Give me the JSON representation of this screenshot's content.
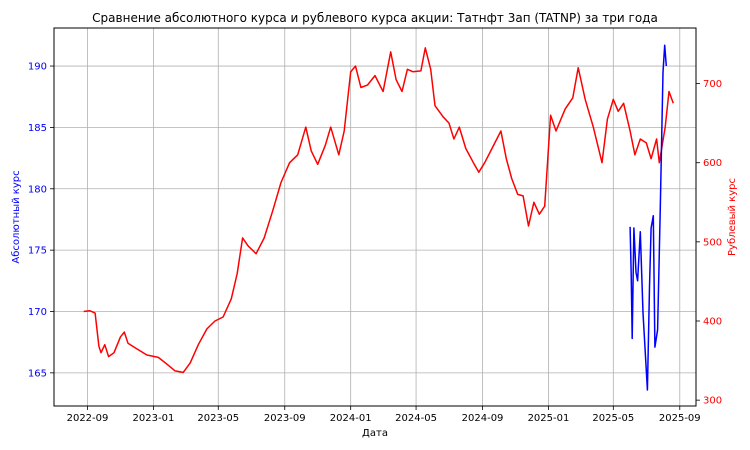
{
  "chart_data": {
    "type": "line",
    "title": "Сравнение абсолютного курса и рублевого курса акции: Татнфт 3ап (TATNP) за три года",
    "xlabel": "Дата",
    "ylabel_left": "Абсолютный курс",
    "ylabel_right": "Рублевый курс",
    "grid": true,
    "x_ticks": [
      "2022-09",
      "2023-01",
      "2023-05",
      "2023-09",
      "2024-01",
      "2024-05",
      "2024-09",
      "2025-01",
      "2025-05",
      "2025-09"
    ],
    "y_left_ticks": [
      165,
      170,
      175,
      180,
      185,
      190
    ],
    "y_right_ticks": [
      300,
      400,
      500,
      600,
      700
    ],
    "y_left_range": [
      162.3,
      193.1
    ],
    "y_right_range": [
      292.6,
      770.2
    ],
    "series": [
      {
        "axis": "right",
        "color": "#ff0000",
        "points": [
          [
            "2022-08-25",
            412
          ],
          [
            "2022-09-05",
            413
          ],
          [
            "2022-09-15",
            410
          ],
          [
            "2022-09-22",
            368
          ],
          [
            "2022-09-26",
            360
          ],
          [
            "2022-10-03",
            370
          ],
          [
            "2022-10-10",
            355
          ],
          [
            "2022-10-20",
            360
          ],
          [
            "2022-11-01",
            380
          ],
          [
            "2022-11-08",
            386
          ],
          [
            "2022-11-15",
            372
          ],
          [
            "2022-12-01",
            365
          ],
          [
            "2022-12-20",
            357
          ],
          [
            "2023-01-10",
            354
          ],
          [
            "2023-01-25",
            346
          ],
          [
            "2023-02-10",
            337
          ],
          [
            "2023-02-25",
            335
          ],
          [
            "2023-03-10",
            347
          ],
          [
            "2023-03-25",
            370
          ],
          [
            "2023-04-10",
            390
          ],
          [
            "2023-04-25",
            400
          ],
          [
            "2023-05-10",
            405
          ],
          [
            "2023-05-25",
            428
          ],
          [
            "2023-06-05",
            460
          ],
          [
            "2023-06-15",
            505
          ],
          [
            "2023-06-25",
            495
          ],
          [
            "2023-07-10",
            485
          ],
          [
            "2023-07-25",
            505
          ],
          [
            "2023-08-10",
            540
          ],
          [
            "2023-08-25",
            575
          ],
          [
            "2023-09-10",
            600
          ],
          [
            "2023-09-25",
            610
          ],
          [
            "2023-10-10",
            645
          ],
          [
            "2023-10-20",
            615
          ],
          [
            "2023-11-01",
            598
          ],
          [
            "2023-11-15",
            622
          ],
          [
            "2023-11-25",
            645
          ],
          [
            "2023-12-10",
            610
          ],
          [
            "2023-12-20",
            640
          ],
          [
            "2024-01-01",
            715
          ],
          [
            "2024-01-10",
            722
          ],
          [
            "2024-01-20",
            695
          ],
          [
            "2024-02-01",
            698
          ],
          [
            "2024-02-15",
            710
          ],
          [
            "2024-03-01",
            690
          ],
          [
            "2024-03-15",
            740
          ],
          [
            "2024-03-25",
            705
          ],
          [
            "2024-04-05",
            690
          ],
          [
            "2024-04-15",
            718
          ],
          [
            "2024-04-25",
            715
          ],
          [
            "2024-05-10",
            716
          ],
          [
            "2024-05-18",
            745
          ],
          [
            "2024-05-28",
            718
          ],
          [
            "2024-06-05",
            672
          ],
          [
            "2024-06-20",
            658
          ],
          [
            "2024-07-01",
            650
          ],
          [
            "2024-07-10",
            630
          ],
          [
            "2024-07-20",
            645
          ],
          [
            "2024-08-01",
            618
          ],
          [
            "2024-08-15",
            600
          ],
          [
            "2024-08-25",
            588
          ],
          [
            "2024-09-05",
            600
          ],
          [
            "2024-09-20",
            620
          ],
          [
            "2024-10-05",
            640
          ],
          [
            "2024-10-15",
            605
          ],
          [
            "2024-10-25",
            580
          ],
          [
            "2024-11-05",
            560
          ],
          [
            "2024-11-15",
            558
          ],
          [
            "2024-11-25",
            520
          ],
          [
            "2024-12-05",
            550
          ],
          [
            "2024-12-15",
            535
          ],
          [
            "2024-12-25",
            545
          ],
          [
            "2025-01-05",
            660
          ],
          [
            "2025-01-15",
            640
          ],
          [
            "2025-02-01",
            668
          ],
          [
            "2025-02-15",
            682
          ],
          [
            "2025-02-25",
            720
          ],
          [
            "2025-03-10",
            680
          ],
          [
            "2025-03-25",
            645
          ],
          [
            "2025-04-10",
            600
          ],
          [
            "2025-04-20",
            655
          ],
          [
            "2025-05-01",
            680
          ],
          [
            "2025-05-10",
            665
          ],
          [
            "2025-05-20",
            675
          ],
          [
            "2025-06-01",
            640
          ],
          [
            "2025-06-10",
            610
          ],
          [
            "2025-06-20",
            630
          ],
          [
            "2025-07-01",
            625
          ],
          [
            "2025-07-10",
            605
          ],
          [
            "2025-07-20",
            630
          ],
          [
            "2025-07-25",
            600
          ],
          [
            "2025-08-05",
            645
          ],
          [
            "2025-08-12",
            690
          ],
          [
            "2025-08-20",
            675
          ]
        ]
      },
      {
        "axis": "left",
        "color": "#0000ff",
        "points": [
          [
            "2025-06-01",
            176.9
          ],
          [
            "2025-06-03",
            173
          ],
          [
            "2025-06-05",
            167.8
          ],
          [
            "2025-06-08",
            176.8
          ],
          [
            "2025-06-12",
            173.2
          ],
          [
            "2025-06-15",
            172.5
          ],
          [
            "2025-06-20",
            176.5
          ],
          [
            "2025-06-25",
            169.9
          ],
          [
            "2025-07-01",
            165.2
          ],
          [
            "2025-07-03",
            163.6
          ],
          [
            "2025-07-07",
            172.0
          ],
          [
            "2025-07-10",
            176.8
          ],
          [
            "2025-07-14",
            177.8
          ],
          [
            "2025-07-17",
            167.1
          ],
          [
            "2025-07-22",
            168.5
          ],
          [
            "2025-07-27",
            178.5
          ],
          [
            "2025-08-01",
            189.5
          ],
          [
            "2025-08-04",
            191.7
          ],
          [
            "2025-08-07",
            190.0
          ]
        ]
      }
    ]
  }
}
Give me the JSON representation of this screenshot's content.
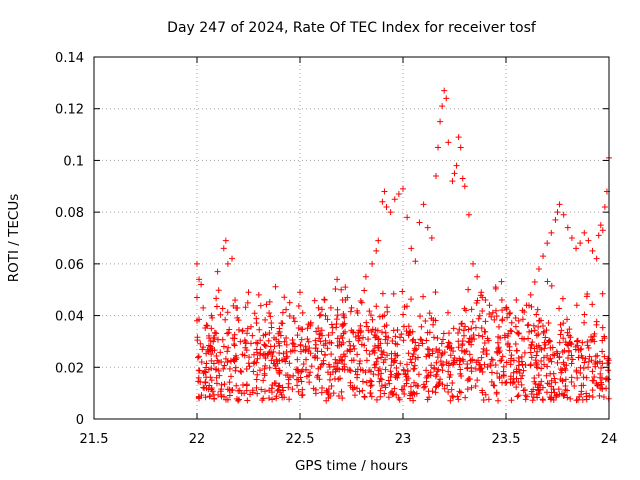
{
  "chart_data": {
    "type": "scatter",
    "title": "Day 247 of 2024, Rate Of TEC Index for receiver tosf",
    "xlabel": "GPS time / hours",
    "ylabel": "ROTI / TECUs",
    "xlim": [
      21.5,
      24
    ],
    "ylim": [
      0,
      0.14
    ],
    "xticks": [
      21.5,
      22,
      22.5,
      23,
      23.5,
      24
    ],
    "xtick_labels": [
      "21.5",
      "22",
      "22.5",
      "23",
      "23.5",
      "24"
    ],
    "yticks": [
      0,
      0.02,
      0.04,
      0.06,
      0.08,
      0.1,
      0.12,
      0.14
    ],
    "ytick_labels": [
      "0",
      "0.02",
      "0.04",
      "0.06",
      "0.08",
      "0.1",
      "0.12",
      "0.14"
    ],
    "grid": true,
    "marker": "+",
    "color": "#ff0000",
    "series": [
      {
        "name": "ROTI",
        "x": [
          22.0,
          22.0,
          22.0,
          22.01,
          22.02,
          22.03,
          22.05,
          22.07,
          22.1,
          22.13,
          22.14,
          22.15,
          22.17,
          22.19,
          22.22,
          22.25,
          22.3,
          22.35,
          22.4,
          22.45,
          22.5,
          22.55,
          22.6,
          22.62,
          22.65,
          22.68,
          22.7,
          22.72,
          22.75,
          22.78,
          22.8,
          22.82,
          22.85,
          22.87,
          22.88,
          22.9,
          22.91,
          22.92,
          22.94,
          22.96,
          22.98,
          23.0,
          23.02,
          23.04,
          23.06,
          23.08,
          23.1,
          23.12,
          23.14,
          23.16,
          23.17,
          23.18,
          23.19,
          23.2,
          23.21,
          23.22,
          23.24,
          23.25,
          23.26,
          23.27,
          23.28,
          23.29,
          23.3,
          23.32,
          23.34,
          23.36,
          23.38,
          23.4,
          23.42,
          23.45,
          23.48,
          23.5,
          23.52,
          23.55,
          23.58,
          23.6,
          23.62,
          23.64,
          23.66,
          23.68,
          23.7,
          23.72,
          23.74,
          23.75,
          23.76,
          23.78,
          23.8,
          23.82,
          23.84,
          23.86,
          23.88,
          23.9,
          23.92,
          23.94,
          23.95,
          23.96,
          23.97,
          23.98,
          23.99,
          24.0
        ],
        "y": [
          0.06,
          0.047,
          0.038,
          0.054,
          0.052,
          0.043,
          0.036,
          0.04,
          0.057,
          0.066,
          0.069,
          0.06,
          0.062,
          0.043,
          0.034,
          0.049,
          0.048,
          0.041,
          0.035,
          0.045,
          0.049,
          0.036,
          0.03,
          0.046,
          0.043,
          0.054,
          0.05,
          0.051,
          0.043,
          0.041,
          0.045,
          0.055,
          0.06,
          0.065,
          0.069,
          0.084,
          0.088,
          0.082,
          0.08,
          0.085,
          0.087,
          0.089,
          0.078,
          0.066,
          0.061,
          0.076,
          0.083,
          0.074,
          0.07,
          0.094,
          0.105,
          0.115,
          0.121,
          0.127,
          0.124,
          0.107,
          0.092,
          0.095,
          0.098,
          0.109,
          0.105,
          0.093,
          0.09,
          0.079,
          0.06,
          0.055,
          0.049,
          0.046,
          0.044,
          0.051,
          0.046,
          0.043,
          0.041,
          0.046,
          0.042,
          0.044,
          0.048,
          0.053,
          0.058,
          0.063,
          0.068,
          0.072,
          0.077,
          0.08,
          0.083,
          0.079,
          0.074,
          0.07,
          0.066,
          0.068,
          0.072,
          0.069,
          0.065,
          0.062,
          0.071,
          0.075,
          0.073,
          0.082,
          0.088,
          0.101
        ]
      }
    ]
  }
}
══════════
Short exercise> Search the entries for the word "color" and copy every line that has it.

Task response>
        "color": "#ff0000",
        "color": "#0000ff",
    "color": "#ff0000",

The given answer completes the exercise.